• Selected extract:
:::

I'm developing a social networking app and our users can connect their Instagram account to our service. I'd like to open Instagram profiles directly in their official Android app (if it is installed) but I can't find any way to do that. However, there is a page on their developer site about the exact same feature on iOS but this doesn't seem to work on Android at all. Everything I found on the web only suggests various ways to open links in a browser. Any suggestions?

I solved this problem using the following code.

    Uri uri = Uri.parse("http://instagram.com/_u/xxx");
    Intent likeIng = new Intent(Intent.ACTION_VIEW, uri);

    likeIng.setPackage("com.instagram.android");

    try {
        startActivity(likeIng);
    } catch (ActivityNotFoundException e) {
        startActivity(new Intent(Intent.ACTION_VIEW,
                Uri.parse("http://instagram.com/xxx")));
    }

Although @jhondge's solution works and is correct. This is a more cleaner way to do this:

Uri uri = Uri.parse("http://instagram.com/_u/xxx");
    Intent insta = new Intent(Intent.ACTION_VIEW, uri);
    insta.setPackage("com.instagram.android");

    if (isIntentAvailable(mContext, insta)){
        startActivity(insta);
    } else{
        startActivity(new Intent(Intent.ACTION_VIEW, Uri.parse("http://instagram.com/xxx")));
    }

private boolean isIntentAvailable(Context ctx, Intent intent) {
    final PackageManager packageManager = ctx.getPackageManager();
    List<ResolveInfo> list = packageManager.queryIntentActivities(intent, PackageManager.MATCH_DEFAULT_ONLY);
    return list.size() > 0;
}

To open directly instagram app to a user profile :

String scheme = "http://instagram.com/_u/USER";
String path = "https://instagram.com/USER";
String nomPackageInfo ="com.instagram.android";
    try {
        activite.getPackageManager().getPackageInfo(nomPackageInfo, 0);
        intentAiguilleur = new Intent(Intent.ACTION_VIEW, Uri.parse(scheme));
        } catch (Exception e) {
            intentAiguilleur = new Intent(Intent.ACTION_VIEW, Uri.parse(path));
        }
        activite.startActivity(intentAiguilleur); 

// Use this link to open directly a picture
  String scheme = "http://instagram.com/_p/PICTURE";

I tried this way and it worked for me..

:::

• Actions to take:
[1] Transcribe the passage of the Instagram thread from "I'm developing a" up to and including "the following code.".
[2] Using the Instagram thread, decide whether each statement agrees with it. Answer yes or no, and quote the words from the thread that settle it.
(a) The person asking found a page on Instagram's developer site about the same feature on iOS.
(b) The first solution catches ActivityNotFoundException and then opens the profile link without the Instagram package.
(c) The second answer describes its approach as less clean than @jhondge's.
[3] In the Instagram thread, what link does the code comment give for opening a picture directly?

:::

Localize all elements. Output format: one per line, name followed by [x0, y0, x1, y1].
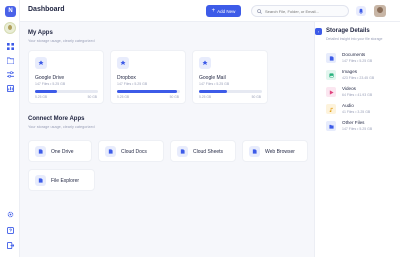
storage-badge-icon: › [315, 28, 322, 35]
usage-used: 5.25 GB [199, 95, 212, 99]
storage-item-meta: 423 Files • 23.45 GB [342, 76, 375, 80]
main-content: My Apps Your storage usage, clearly cate… [20, 22, 314, 257]
connect-label: One Drive [51, 149, 74, 155]
grid-icon[interactable] [6, 42, 14, 50]
folder-icon [326, 121, 336, 131]
storage-item-meta: 147 Files • 5.25 GB [342, 59, 373, 63]
connect-card-web-browser[interactable]: Web Browser [242, 140, 308, 162]
app-name: Google Drive [35, 75, 65, 81]
connect-label: Web Browser [265, 149, 295, 155]
add-new-button[interactable]: + Add New [206, 5, 241, 17]
storage-item-videos[interactable]: Videos 64 Files • 41.93 GB [326, 85, 398, 101]
user-avatar[interactable] [374, 5, 386, 17]
chart-icon[interactable] [6, 84, 14, 92]
browser-icon [249, 146, 260, 157]
app-card-google-drive[interactable]: Google Drive 147 Files • 5.25 GB 5.25 GB… [28, 50, 104, 104]
usage-used: 5.25 GB [35, 95, 48, 99]
connect-label: Cloud Sheets [193, 149, 224, 155]
storage-item-name: Other Files [342, 120, 365, 125]
logout-icon[interactable] [6, 241, 14, 249]
app-icon [199, 57, 211, 69]
plus-icon: + [211, 8, 216, 14]
my-apps-subtitle: Your storage usage, clearly categorized [28, 39, 95, 43]
image-icon [326, 70, 336, 80]
connect-subtitle: Your storage usage, clearly categorized [28, 125, 95, 129]
usage-total: 50 GB [87, 95, 97, 99]
help-icon[interactable] [6, 226, 14, 234]
workspace-avatar[interactable] [4, 22, 16, 34]
storage-item-meta: 41 Files • 3.25 GB [342, 110, 371, 114]
folder-icon[interactable] [6, 56, 14, 64]
connect-card-cloud-docs[interactable]: Cloud Docs [98, 140, 164, 162]
app-icon [117, 57, 129, 69]
usage-used: 5.25 GB [117, 95, 130, 99]
audio-icon [326, 104, 336, 114]
usage-total: 50 GB [251, 95, 261, 99]
my-apps-title: My Apps [28, 30, 53, 36]
connect-label: Cloud Docs [121, 149, 147, 155]
app-meta: 147 Files • 5.25 GB [35, 82, 66, 86]
document-icon [326, 53, 336, 63]
storage-item-meta: 147 Files • 5.25 GB [342, 127, 373, 131]
app-logo[interactable]: N [5, 6, 16, 17]
notification-icon[interactable] [356, 6, 366, 16]
storage-item-name: Images [342, 69, 358, 74]
usage-bar [117, 90, 180, 93]
settings-icon[interactable] [6, 210, 14, 218]
usage-bar [199, 90, 262, 93]
app-icon [35, 57, 47, 69]
storage-title: Storage Details [326, 28, 370, 34]
storage-item-documents[interactable]: Documents 147 Files • 5.25 GB [326, 51, 398, 67]
cloud-icon [35, 146, 46, 157]
storage-item-name: Documents [342, 52, 366, 57]
connect-card-file-explorer[interactable]: File Explorer [28, 169, 95, 191]
storage-item-other-files[interactable]: Other Files 147 Files • 5.25 GB [326, 119, 398, 135]
video-icon [326, 87, 336, 97]
connect-card-one-drive[interactable]: One Drive [28, 140, 92, 162]
connect-card-cloud-sheets[interactable]: Cloud Sheets [170, 140, 236, 162]
doc-icon [105, 146, 116, 157]
sliders-icon[interactable] [6, 70, 14, 78]
top-header: Dashboard + Add New [20, 0, 400, 22]
app-meta: 147 Files • 5.25 GB [117, 82, 148, 86]
page-title: Dashboard [28, 6, 65, 13]
explorer-icon [35, 175, 46, 186]
app-card-dropbox[interactable]: Dropbox 147 Files • 5.25 GB 5.25 GB 50 G… [110, 50, 186, 104]
storage-item-images[interactable]: Images 423 Files • 23.45 GB [326, 68, 398, 84]
usage-total: 50 GB [169, 95, 179, 99]
app-name: Dropbox [117, 75, 136, 81]
connect-label: File Explorer [51, 178, 80, 184]
storage-subtitle: Detailed insight into your file storage [326, 37, 383, 41]
search-icon [257, 8, 262, 14]
sheet-icon [177, 146, 188, 157]
storage-panel: › Storage Details Detailed insight into … [314, 22, 400, 257]
sidebar: N [0, 0, 20, 257]
add-new-label: Add New [217, 8, 236, 14]
app-meta: 147 Files • 5.25 GB [199, 82, 230, 86]
search-bar[interactable] [251, 5, 349, 17]
usage-bar [35, 90, 98, 93]
storage-item-name: Videos [342, 86, 356, 91]
connect-title: Connect More Apps [28, 116, 85, 122]
storage-item-name: Audio [342, 103, 354, 108]
storage-item-meta: 64 Files • 41.93 GB [342, 93, 373, 97]
app-card-google-mail[interactable]: Google Mail 147 Files • 5.25 GB 5.25 GB … [192, 50, 268, 104]
storage-item-audio[interactable]: Audio 41 Files • 3.25 GB [326, 102, 398, 118]
search-input[interactable] [265, 8, 345, 14]
app-name: Google Mail [199, 75, 226, 81]
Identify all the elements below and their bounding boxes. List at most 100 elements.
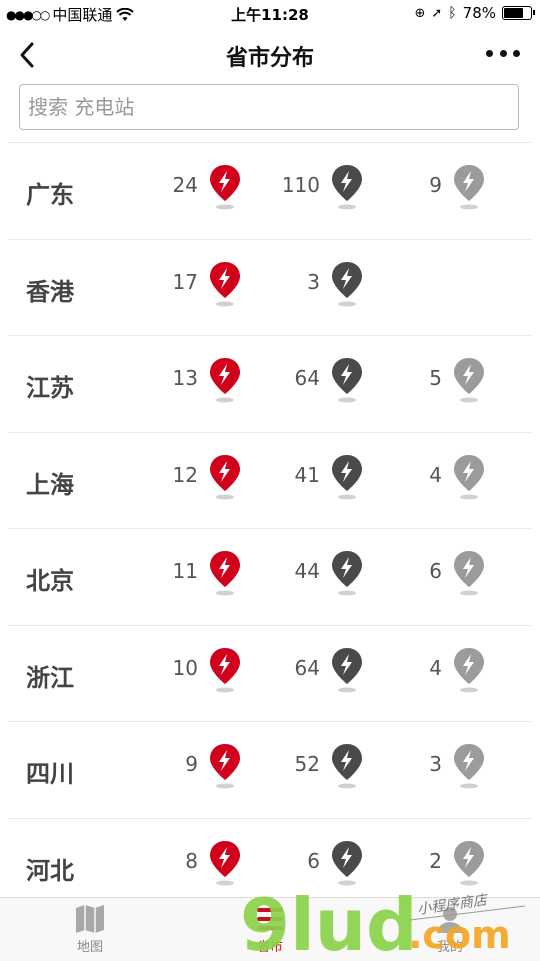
tab-bar: 地图 省市 我的: [0, 897, 540, 961]
slow-charger-count: 6: [307, 848, 320, 873]
fast-charger-cell[interactable]: 8: [158, 839, 242, 889]
more-icon[interactable]: [486, 46, 520, 60]
other-charger-count: 2: [429, 848, 442, 873]
slow-charger-cell[interactable]: 41: [268, 453, 364, 503]
other-charger-count: 3: [429, 752, 442, 776]
slow-charger-count: 44: [294, 559, 320, 583]
fast-charger-pin-icon: [210, 551, 240, 596]
tab-mine-label: 我的: [436, 940, 463, 955]
fast-charger-cell[interactable]: 12: [158, 453, 242, 503]
fast-charger-cell[interactable]: 13: [158, 356, 242, 406]
other-charger-pin-icon: [454, 165, 484, 210]
slow-charger-count: 41: [294, 462, 320, 487]
tab-province[interactable]: 省市: [180, 904, 360, 955]
other-charger-pin-icon: [454, 358, 484, 403]
province-name: 广东: [26, 181, 74, 209]
other-charger-count: 9: [429, 173, 442, 197]
slow-charger-cell[interactable]: 64: [268, 356, 364, 406]
table-row[interactable]: 江苏 13 64 5: [8, 335, 532, 432]
slow-charger-cell[interactable]: 44: [268, 549, 364, 599]
province-name: 江苏: [26, 374, 74, 402]
province-name: 四川: [26, 760, 74, 788]
other-charger-cell[interactable]: 6: [404, 549, 486, 599]
bluetooth-icon: ᛒ: [448, 5, 457, 21]
slow-charger-pin-icon: [332, 454, 362, 499]
fast-charger-pin-icon: [210, 165, 240, 210]
fast-charger-cell[interactable]: 9: [158, 742, 242, 792]
other-charger-cell[interactable]: 4: [404, 646, 486, 696]
other-charger-cell[interactable]: 2: [404, 839, 486, 889]
fast-charger-pin-icon: [210, 647, 240, 692]
other-charger-pin-icon: [454, 647, 484, 692]
search-box: [19, 84, 519, 130]
table-row[interactable]: 四川 9 52 3: [8, 721, 532, 818]
other-charger-cell[interactable]: 4: [404, 453, 486, 503]
other-charger-pin-icon: [454, 840, 484, 885]
map-icon: [76, 905, 104, 933]
page-title: 省市分布: [225, 46, 314, 71]
other-charger-count: 5: [429, 366, 442, 390]
fast-charger-cell[interactable]: 10: [158, 646, 242, 696]
slow-charger-pin-icon: [332, 744, 362, 789]
province-name: 上海: [26, 470, 74, 499]
battery-icon: [502, 6, 535, 20]
other-charger-cell[interactable]: 5: [404, 356, 486, 406]
tab-map-label: 地图: [76, 940, 103, 955]
fast-charger-count: 10: [172, 655, 198, 680]
fast-charger-pin-icon: [210, 358, 240, 403]
table-row[interactable]: 北京 11 44 6: [8, 528, 532, 625]
slow-charger-pin-icon: [332, 261, 362, 306]
slow-charger-pin-icon: [332, 551, 362, 596]
province-name: 北京: [26, 567, 74, 595]
slow-charger-count: 110: [281, 173, 320, 197]
province-name: 香港: [26, 277, 74, 306]
fast-charger-count: 12: [172, 462, 198, 487]
other-charger-count: 4: [429, 462, 442, 487]
other-charger-count: 6: [429, 559, 442, 583]
province-list: 广东 24 110 9 香港 17 3 江苏 13 64 5 上海 12 41 4 北京 11 44 6 浙江 10 64…: [8, 142, 532, 914]
fast-charger-pin-icon: [210, 744, 240, 789]
slow-charger-cell[interactable]: 6: [268, 839, 364, 889]
fast-charger-pin-icon: [210, 840, 240, 885]
fast-charger-pin-icon: [210, 454, 240, 499]
fast-charger-count: 11: [172, 559, 198, 583]
tab-province-label: 省市: [256, 940, 283, 955]
search-input[interactable]: [20, 85, 518, 129]
slow-charger-count: 52: [294, 752, 320, 776]
user-icon: [437, 907, 463, 933]
location-icon: ➚: [431, 5, 443, 21]
table-row[interactable]: 上海 12 41 4: [8, 431, 532, 529]
tab-map[interactable]: 地图: [0, 904, 180, 955]
fast-charger-count: 13: [172, 366, 198, 390]
other-charger-cell[interactable]: 3: [404, 742, 486, 792]
table-row[interactable]: 浙江 10 64 4: [8, 624, 532, 722]
slow-charger-cell[interactable]: 52: [268, 742, 364, 792]
other-charger-pin-icon: [454, 454, 484, 499]
slow-charger-count: 3: [307, 269, 320, 294]
other-charger-cell[interactable]: 9: [404, 163, 486, 213]
nav-bar: 省市分布: [0, 28, 540, 82]
fast-charger-cell[interactable]: 11: [158, 549, 242, 599]
province-name: 河北: [26, 856, 74, 885]
slow-charger-pin-icon: [332, 358, 362, 403]
slow-charger-pin-icon: [332, 647, 362, 692]
other-charger-pin-icon: [454, 551, 484, 596]
rotation-lock-icon: ⊕: [414, 5, 426, 21]
tab-mine[interactable]: 我的: [360, 904, 540, 955]
slow-charger-pin-icon: [332, 165, 362, 210]
other-charger-count: 4: [429, 655, 442, 680]
fast-charger-cell[interactable]: 17: [158, 260, 242, 310]
fast-charger-count: 9: [185, 752, 198, 776]
fast-charger-cell[interactable]: 24: [158, 163, 242, 213]
slow-charger-cell[interactable]: 64: [268, 646, 364, 696]
fast-charger-count: 8: [185, 848, 198, 873]
other-charger-pin-icon: [454, 744, 484, 789]
slow-charger-pin-icon: [332, 840, 362, 885]
list-icon: [257, 908, 283, 930]
table-row[interactable]: 广东 24 110 9: [8, 142, 532, 239]
fast-charger-pin-icon: [210, 261, 240, 306]
slow-charger-cell[interactable]: 3: [268, 260, 364, 310]
status-bar: ●●●○○ 中国联通 上午11:28 ⊕ ➚ ᛒ 78%: [0, 0, 540, 28]
table-row[interactable]: 香港 17 3: [8, 238, 532, 336]
slow-charger-cell[interactable]: 110: [268, 163, 364, 213]
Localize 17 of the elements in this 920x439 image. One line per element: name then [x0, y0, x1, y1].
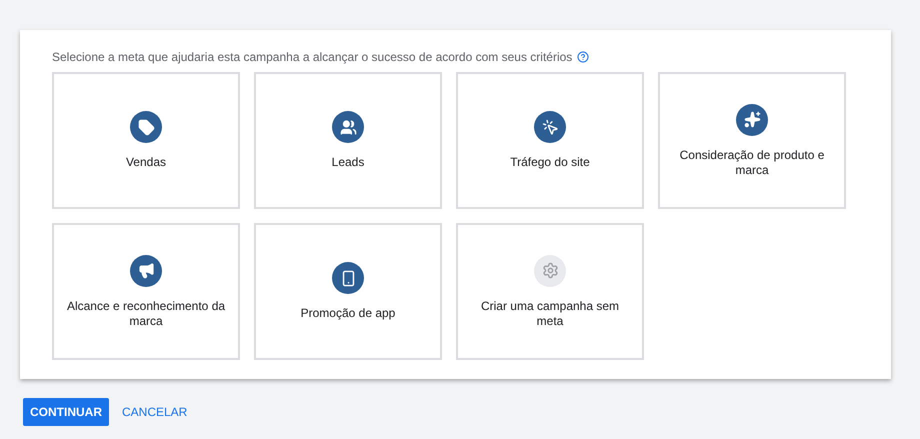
- goal-tile[interactable]: Leads: [254, 72, 442, 209]
- people-icon: [332, 111, 364, 143]
- sparkle-icon: [736, 104, 768, 136]
- goal-tile[interactable]: Alcance e reconhecimento da marca: [52, 223, 240, 360]
- goal-tile[interactable]: Vendas: [52, 72, 240, 209]
- help-icon[interactable]: [577, 51, 590, 63]
- tag-icon: [130, 111, 162, 143]
- goal-tile[interactable]: Promoção de app: [254, 223, 442, 360]
- continue-button[interactable]: CONTINUAR: [23, 398, 109, 426]
- goal-tile[interactable]: Consideração de produto e marca: [658, 72, 846, 209]
- goal-tile[interactable]: Tráfego do site: [456, 72, 644, 209]
- gear-icon: [534, 254, 566, 286]
- cursor-click-icon: [534, 111, 566, 143]
- cancel-button[interactable]: CANCELAR: [115, 398, 194, 426]
- megaphone-icon: [130, 254, 162, 286]
- prompt-text: Selecione a meta que ajudaria esta campanha a alcançar o sucesso de acordo com seus critérios: [52, 50, 572, 64]
- goal-tile[interactable]: Criar uma campanha sem meta: [456, 223, 644, 360]
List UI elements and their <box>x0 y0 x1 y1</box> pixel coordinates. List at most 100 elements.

:::

• List of solutions:
[1]
I'm developing a social networking app and our users can connect their Instagram account to our service. I'd like to open Instagram profiles directly in their official Android app (if it is installed) but I can't find any way to do that. However, there is a page on their developer site about the exact same feature on iOS but this doesn't seem to work on Android at all. Everything I found on the web only suggests various ways to open links in a browser. Any suggestions?

I solved this problem using the following code.

[2]
(a) Yes: "there is a page on their developer site about the exact same feature on iOS"
(b) Yes: "} catch (ActivityNotFoundException e) {"
(c) No: "This is a more cleaner way to do this"

[3] "http://instagram.com/_p/PICTURE"